[start of Given data]

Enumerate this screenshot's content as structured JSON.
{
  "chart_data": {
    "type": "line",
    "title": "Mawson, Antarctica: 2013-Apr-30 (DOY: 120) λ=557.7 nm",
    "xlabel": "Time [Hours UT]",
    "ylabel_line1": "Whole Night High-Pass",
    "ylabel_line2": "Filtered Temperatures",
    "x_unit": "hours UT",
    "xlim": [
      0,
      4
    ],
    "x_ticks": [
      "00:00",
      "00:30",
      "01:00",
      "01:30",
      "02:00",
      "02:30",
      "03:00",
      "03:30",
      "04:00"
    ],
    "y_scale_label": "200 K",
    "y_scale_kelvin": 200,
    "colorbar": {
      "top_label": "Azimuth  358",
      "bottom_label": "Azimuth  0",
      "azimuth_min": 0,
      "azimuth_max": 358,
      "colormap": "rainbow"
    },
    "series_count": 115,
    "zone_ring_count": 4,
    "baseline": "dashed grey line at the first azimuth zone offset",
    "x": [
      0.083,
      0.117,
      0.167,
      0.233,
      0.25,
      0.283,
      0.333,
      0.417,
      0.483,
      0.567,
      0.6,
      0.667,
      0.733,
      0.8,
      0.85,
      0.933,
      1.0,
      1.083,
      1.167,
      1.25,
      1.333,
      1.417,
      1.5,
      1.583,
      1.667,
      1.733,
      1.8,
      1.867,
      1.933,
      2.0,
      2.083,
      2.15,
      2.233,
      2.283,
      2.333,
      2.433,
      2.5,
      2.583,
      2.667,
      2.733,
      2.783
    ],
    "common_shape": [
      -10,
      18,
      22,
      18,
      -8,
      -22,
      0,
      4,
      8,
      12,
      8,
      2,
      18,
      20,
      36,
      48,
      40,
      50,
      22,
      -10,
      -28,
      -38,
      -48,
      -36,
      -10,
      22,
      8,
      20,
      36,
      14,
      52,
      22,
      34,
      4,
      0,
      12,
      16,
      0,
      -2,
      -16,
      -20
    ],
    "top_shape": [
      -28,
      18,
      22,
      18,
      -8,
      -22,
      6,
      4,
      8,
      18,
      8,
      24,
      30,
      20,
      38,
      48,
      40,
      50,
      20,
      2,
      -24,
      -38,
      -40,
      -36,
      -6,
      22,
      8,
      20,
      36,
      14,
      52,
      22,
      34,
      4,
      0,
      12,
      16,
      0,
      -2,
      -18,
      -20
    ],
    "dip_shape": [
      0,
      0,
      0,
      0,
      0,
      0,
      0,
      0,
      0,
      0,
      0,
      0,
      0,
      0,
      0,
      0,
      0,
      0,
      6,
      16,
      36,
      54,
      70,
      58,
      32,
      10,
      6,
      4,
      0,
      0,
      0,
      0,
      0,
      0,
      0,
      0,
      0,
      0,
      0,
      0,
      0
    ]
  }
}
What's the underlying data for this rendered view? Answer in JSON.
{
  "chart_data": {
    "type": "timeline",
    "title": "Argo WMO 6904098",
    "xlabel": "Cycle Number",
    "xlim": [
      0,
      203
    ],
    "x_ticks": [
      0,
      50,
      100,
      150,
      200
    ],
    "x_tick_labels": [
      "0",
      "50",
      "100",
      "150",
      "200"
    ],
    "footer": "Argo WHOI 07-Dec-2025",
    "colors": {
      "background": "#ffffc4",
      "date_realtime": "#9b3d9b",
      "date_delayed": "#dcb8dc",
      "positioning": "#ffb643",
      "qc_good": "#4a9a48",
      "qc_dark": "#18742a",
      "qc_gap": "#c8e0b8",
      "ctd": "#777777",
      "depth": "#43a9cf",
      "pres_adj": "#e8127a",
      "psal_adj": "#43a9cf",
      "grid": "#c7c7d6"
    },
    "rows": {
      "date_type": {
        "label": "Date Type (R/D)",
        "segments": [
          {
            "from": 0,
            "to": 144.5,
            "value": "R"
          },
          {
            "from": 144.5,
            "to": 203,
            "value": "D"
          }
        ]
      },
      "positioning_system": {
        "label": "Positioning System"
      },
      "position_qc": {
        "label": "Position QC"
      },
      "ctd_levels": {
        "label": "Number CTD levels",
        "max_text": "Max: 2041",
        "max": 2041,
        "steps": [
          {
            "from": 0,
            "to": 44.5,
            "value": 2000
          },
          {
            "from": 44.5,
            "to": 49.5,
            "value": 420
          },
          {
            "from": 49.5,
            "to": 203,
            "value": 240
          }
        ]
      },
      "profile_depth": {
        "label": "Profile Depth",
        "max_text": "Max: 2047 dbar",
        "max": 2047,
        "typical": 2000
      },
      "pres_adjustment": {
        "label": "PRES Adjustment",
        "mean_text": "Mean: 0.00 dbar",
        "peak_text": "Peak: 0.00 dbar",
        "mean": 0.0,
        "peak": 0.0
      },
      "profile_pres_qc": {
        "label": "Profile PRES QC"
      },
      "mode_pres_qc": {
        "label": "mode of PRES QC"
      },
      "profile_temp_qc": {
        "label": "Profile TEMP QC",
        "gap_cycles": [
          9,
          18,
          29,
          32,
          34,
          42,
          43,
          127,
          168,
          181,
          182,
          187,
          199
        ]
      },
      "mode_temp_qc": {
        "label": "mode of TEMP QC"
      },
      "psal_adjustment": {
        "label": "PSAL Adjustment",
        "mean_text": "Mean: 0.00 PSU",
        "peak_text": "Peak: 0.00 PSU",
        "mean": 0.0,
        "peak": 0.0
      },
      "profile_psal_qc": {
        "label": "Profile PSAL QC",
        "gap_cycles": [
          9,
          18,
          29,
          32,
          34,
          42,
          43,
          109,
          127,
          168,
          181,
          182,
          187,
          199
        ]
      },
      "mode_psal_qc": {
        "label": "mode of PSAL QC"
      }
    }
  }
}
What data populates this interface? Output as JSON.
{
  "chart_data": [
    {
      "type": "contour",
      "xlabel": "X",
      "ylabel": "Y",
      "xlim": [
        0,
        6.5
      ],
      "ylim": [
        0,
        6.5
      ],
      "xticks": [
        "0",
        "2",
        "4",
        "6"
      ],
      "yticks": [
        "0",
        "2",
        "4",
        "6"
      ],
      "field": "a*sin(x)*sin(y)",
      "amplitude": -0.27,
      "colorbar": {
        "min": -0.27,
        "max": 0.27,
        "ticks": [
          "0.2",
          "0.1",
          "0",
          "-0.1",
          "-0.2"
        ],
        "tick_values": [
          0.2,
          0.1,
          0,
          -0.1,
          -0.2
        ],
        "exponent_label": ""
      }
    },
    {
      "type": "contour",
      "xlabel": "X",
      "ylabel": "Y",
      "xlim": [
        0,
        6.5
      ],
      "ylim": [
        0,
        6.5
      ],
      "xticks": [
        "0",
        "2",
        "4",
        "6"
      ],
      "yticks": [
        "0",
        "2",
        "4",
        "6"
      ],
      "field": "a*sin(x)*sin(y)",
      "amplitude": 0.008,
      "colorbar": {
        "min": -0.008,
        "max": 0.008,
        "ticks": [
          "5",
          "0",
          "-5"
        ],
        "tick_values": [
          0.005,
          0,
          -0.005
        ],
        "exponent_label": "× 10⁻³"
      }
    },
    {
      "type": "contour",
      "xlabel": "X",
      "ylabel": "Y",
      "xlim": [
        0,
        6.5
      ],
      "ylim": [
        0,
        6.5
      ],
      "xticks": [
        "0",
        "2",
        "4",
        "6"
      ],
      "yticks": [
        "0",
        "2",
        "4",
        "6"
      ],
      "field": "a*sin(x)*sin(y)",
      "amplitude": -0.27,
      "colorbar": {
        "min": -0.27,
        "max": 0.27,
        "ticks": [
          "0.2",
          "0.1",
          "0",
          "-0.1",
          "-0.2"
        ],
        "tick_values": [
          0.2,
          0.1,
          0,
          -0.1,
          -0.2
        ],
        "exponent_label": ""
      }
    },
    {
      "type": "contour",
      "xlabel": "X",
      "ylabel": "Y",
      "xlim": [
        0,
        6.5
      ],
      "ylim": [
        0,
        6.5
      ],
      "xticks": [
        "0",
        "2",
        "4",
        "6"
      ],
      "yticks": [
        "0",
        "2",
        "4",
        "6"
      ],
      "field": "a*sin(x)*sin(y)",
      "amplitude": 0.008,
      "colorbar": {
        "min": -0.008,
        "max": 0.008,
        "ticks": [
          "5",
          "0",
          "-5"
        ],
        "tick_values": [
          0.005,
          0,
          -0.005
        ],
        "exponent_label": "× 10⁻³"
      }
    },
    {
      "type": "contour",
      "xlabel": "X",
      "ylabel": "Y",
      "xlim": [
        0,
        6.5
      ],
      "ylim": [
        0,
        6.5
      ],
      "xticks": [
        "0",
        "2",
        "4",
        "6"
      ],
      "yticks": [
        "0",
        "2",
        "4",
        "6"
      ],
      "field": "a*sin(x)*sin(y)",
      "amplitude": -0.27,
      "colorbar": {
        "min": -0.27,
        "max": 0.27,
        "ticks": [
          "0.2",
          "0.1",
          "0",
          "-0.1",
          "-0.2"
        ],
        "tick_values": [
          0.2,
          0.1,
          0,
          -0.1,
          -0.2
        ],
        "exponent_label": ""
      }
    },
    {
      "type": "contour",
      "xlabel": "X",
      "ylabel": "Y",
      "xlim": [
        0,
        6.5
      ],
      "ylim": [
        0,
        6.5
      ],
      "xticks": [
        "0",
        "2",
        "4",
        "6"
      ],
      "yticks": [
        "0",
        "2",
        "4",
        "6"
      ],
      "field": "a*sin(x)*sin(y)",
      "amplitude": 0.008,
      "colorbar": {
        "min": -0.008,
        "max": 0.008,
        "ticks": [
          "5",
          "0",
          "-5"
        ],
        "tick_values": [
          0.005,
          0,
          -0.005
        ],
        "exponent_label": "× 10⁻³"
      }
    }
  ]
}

[end of Given data]

## What you are asked to do
Look through the entries and find each line that has the string "from". Copy those lines.

## Answer to this problem
            "from": 0,
            "from": 144.5,
            "from": 0,
            "from": 44.5,
            "from": 49.5,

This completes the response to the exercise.